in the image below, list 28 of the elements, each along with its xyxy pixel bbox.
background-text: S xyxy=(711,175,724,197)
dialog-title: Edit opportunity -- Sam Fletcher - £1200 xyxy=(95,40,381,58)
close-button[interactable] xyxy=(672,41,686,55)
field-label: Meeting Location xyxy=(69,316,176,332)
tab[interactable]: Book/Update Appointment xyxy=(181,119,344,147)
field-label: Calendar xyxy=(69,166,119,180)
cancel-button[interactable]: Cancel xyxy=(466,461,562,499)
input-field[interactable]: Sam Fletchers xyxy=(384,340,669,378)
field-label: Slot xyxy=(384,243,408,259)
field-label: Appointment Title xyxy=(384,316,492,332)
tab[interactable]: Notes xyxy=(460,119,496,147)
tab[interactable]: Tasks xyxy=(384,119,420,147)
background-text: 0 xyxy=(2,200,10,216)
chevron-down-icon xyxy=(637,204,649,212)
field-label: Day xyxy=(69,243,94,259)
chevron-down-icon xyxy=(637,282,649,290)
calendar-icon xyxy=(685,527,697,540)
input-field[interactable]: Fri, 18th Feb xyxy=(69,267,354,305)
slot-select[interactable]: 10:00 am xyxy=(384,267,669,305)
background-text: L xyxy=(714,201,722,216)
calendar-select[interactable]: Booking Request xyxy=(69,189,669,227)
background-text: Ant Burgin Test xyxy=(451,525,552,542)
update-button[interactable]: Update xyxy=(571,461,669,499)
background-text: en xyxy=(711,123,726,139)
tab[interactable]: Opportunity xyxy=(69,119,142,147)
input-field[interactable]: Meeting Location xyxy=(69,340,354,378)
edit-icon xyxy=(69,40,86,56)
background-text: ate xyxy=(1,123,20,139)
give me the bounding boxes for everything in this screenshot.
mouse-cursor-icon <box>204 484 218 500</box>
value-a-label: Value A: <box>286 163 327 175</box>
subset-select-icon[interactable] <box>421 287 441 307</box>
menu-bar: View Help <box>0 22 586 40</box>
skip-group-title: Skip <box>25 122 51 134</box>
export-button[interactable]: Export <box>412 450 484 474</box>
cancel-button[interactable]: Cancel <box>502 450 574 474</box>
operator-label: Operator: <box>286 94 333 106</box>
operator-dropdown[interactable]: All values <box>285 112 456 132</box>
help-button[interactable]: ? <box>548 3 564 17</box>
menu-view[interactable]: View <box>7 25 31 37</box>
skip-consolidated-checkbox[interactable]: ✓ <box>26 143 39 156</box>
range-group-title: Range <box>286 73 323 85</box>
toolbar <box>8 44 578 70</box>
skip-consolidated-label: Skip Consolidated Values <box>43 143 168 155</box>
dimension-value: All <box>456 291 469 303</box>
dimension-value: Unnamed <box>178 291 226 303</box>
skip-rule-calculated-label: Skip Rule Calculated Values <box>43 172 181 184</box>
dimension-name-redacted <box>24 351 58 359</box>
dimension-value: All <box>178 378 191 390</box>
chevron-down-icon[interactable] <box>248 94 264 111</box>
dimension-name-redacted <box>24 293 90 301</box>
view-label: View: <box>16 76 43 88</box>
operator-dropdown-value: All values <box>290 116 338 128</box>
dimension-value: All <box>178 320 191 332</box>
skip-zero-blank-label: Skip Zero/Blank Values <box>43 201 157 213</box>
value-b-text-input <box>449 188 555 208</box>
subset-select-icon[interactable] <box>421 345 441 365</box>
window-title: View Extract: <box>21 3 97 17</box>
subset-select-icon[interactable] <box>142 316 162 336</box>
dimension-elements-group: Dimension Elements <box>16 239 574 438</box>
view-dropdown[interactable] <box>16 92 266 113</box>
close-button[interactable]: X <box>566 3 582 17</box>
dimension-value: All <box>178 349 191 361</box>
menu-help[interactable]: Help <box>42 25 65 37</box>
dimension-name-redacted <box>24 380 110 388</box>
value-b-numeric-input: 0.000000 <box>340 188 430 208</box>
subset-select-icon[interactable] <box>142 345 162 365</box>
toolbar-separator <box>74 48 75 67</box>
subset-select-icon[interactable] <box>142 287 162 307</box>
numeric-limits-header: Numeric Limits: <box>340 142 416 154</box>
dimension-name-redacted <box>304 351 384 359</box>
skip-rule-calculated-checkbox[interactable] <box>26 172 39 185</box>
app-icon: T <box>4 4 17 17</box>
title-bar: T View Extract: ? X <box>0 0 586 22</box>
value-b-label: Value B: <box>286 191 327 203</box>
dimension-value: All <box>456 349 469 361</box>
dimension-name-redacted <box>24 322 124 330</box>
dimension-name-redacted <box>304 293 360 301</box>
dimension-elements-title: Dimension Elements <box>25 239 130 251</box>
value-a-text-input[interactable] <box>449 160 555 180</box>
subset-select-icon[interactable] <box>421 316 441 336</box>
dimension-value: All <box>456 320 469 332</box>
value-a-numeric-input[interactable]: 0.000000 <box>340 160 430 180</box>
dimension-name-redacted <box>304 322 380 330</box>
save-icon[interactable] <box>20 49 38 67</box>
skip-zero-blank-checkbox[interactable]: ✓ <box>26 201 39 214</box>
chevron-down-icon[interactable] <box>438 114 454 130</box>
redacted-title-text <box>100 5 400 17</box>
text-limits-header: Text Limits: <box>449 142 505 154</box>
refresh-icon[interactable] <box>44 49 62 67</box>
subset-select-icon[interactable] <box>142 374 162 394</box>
__________
_Short problem_
Please reproduce the data from its first line through the line containing "field-label: Meeting Location", swapping "dialog-title" for "window-title" and keeping everything else unchanged. Give only those lines.

_Exercise solution_
in the image below, list 28 of the elements, each along with its xyxy pixel bbox.
background-text: S xyxy=(711,175,724,197)
window-title: Edit opportunity -- Sam Fletcher - £1200 xyxy=(95,40,381,58)
close-button[interactable] xyxy=(672,41,686,55)
field-label: Meeting Location xyxy=(69,316,176,332)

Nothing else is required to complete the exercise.